Begin Dataset rows

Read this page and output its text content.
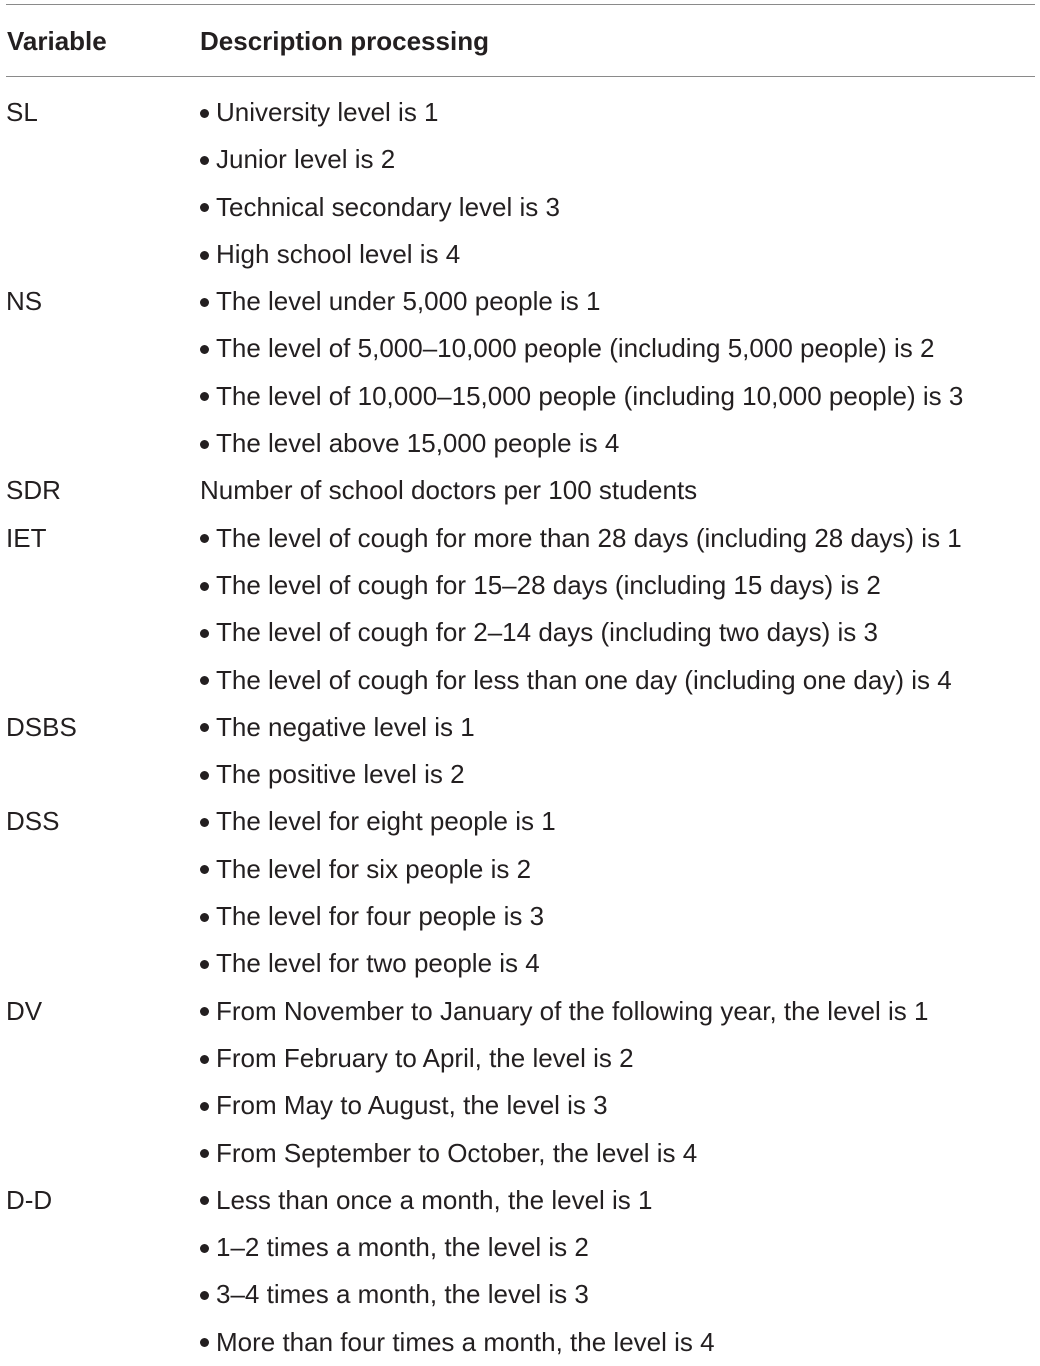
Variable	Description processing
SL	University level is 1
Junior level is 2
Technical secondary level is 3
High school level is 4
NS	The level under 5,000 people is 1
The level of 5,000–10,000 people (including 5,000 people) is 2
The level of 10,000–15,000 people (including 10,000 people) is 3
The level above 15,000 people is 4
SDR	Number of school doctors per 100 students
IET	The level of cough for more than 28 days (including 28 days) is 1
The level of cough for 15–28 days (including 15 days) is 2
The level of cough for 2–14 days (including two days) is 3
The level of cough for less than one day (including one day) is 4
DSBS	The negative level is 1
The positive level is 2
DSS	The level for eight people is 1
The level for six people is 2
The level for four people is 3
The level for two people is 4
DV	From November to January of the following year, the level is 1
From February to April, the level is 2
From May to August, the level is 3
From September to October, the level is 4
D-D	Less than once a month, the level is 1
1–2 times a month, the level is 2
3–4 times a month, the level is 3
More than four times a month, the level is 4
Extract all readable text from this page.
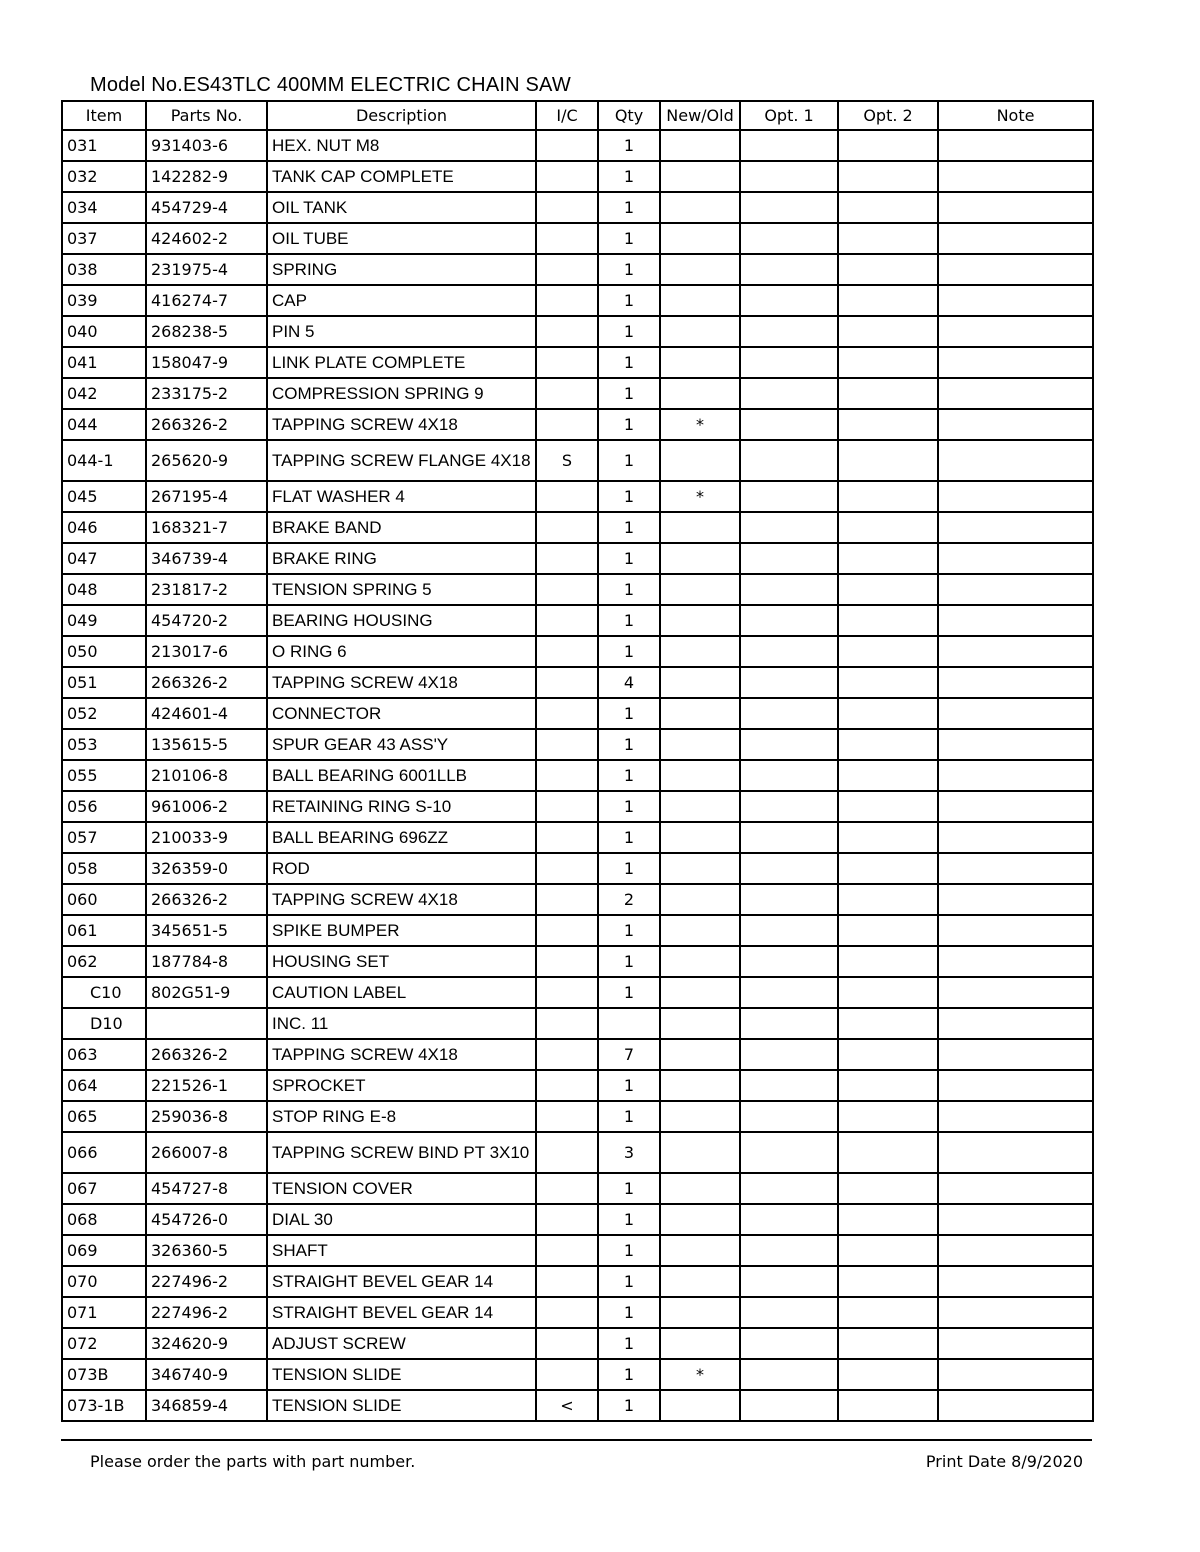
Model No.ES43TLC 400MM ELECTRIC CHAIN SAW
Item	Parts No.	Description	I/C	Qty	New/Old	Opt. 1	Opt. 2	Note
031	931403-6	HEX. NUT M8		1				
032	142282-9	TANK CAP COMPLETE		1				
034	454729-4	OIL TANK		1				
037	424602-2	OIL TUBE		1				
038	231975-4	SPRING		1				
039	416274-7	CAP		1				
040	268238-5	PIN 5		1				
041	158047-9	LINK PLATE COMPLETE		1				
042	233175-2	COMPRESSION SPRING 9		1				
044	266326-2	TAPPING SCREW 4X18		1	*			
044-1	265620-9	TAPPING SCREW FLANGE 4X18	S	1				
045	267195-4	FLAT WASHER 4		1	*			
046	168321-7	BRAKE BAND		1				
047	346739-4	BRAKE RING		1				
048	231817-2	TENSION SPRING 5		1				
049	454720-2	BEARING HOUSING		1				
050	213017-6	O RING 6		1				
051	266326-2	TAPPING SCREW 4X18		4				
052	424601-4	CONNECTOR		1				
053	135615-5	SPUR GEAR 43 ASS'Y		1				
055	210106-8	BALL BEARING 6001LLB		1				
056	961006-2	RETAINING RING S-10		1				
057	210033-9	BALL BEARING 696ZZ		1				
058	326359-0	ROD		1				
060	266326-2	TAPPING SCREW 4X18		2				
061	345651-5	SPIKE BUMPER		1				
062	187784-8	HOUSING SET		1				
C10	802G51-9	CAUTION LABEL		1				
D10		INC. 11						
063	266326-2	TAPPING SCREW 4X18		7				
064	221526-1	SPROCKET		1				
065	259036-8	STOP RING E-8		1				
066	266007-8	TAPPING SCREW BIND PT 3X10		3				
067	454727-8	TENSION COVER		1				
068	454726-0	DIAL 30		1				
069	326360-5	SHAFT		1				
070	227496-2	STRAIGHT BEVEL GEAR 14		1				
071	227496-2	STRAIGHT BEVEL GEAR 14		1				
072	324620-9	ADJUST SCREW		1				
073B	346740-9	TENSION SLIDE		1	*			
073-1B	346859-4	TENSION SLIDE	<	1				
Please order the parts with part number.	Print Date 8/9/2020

End Dataset rows

### Instructions for the task
Find each line holding "COMPLETE". Copy it out.

### Result
032	142282-9	TANK CAP COMPLETE		1				
041	158047-9	LINK PLATE COMPLETE		1				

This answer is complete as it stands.